_What to do_
From the listing below, return each line that includes "minutes".

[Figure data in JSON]
-------

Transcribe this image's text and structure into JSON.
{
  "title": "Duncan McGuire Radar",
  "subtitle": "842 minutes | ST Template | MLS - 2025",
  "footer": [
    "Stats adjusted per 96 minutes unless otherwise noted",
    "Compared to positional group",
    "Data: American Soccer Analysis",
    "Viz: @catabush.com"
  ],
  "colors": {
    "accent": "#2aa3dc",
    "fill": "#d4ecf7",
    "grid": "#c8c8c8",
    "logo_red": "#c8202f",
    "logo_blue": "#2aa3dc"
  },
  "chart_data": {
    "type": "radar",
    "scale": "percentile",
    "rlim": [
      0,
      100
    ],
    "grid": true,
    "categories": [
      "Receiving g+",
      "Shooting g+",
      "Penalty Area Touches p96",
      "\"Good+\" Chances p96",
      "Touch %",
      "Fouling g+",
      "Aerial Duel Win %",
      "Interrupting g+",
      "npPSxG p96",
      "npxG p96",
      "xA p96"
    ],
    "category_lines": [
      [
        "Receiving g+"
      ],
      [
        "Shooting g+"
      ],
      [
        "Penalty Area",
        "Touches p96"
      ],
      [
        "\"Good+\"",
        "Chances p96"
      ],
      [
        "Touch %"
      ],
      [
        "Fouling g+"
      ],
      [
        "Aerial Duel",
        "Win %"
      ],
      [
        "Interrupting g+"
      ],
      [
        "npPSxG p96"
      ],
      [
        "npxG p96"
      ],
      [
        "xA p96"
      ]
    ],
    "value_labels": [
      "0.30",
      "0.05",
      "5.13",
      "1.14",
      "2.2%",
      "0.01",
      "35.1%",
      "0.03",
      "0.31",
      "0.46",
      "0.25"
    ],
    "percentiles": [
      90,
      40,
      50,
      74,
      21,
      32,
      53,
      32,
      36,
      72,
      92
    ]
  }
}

-------

_Answer to this task_
  "subtitle": "842 minutes | ST Template | MLS - 2025",
    "Stats adjusted per 96 minutes unless otherwise noted",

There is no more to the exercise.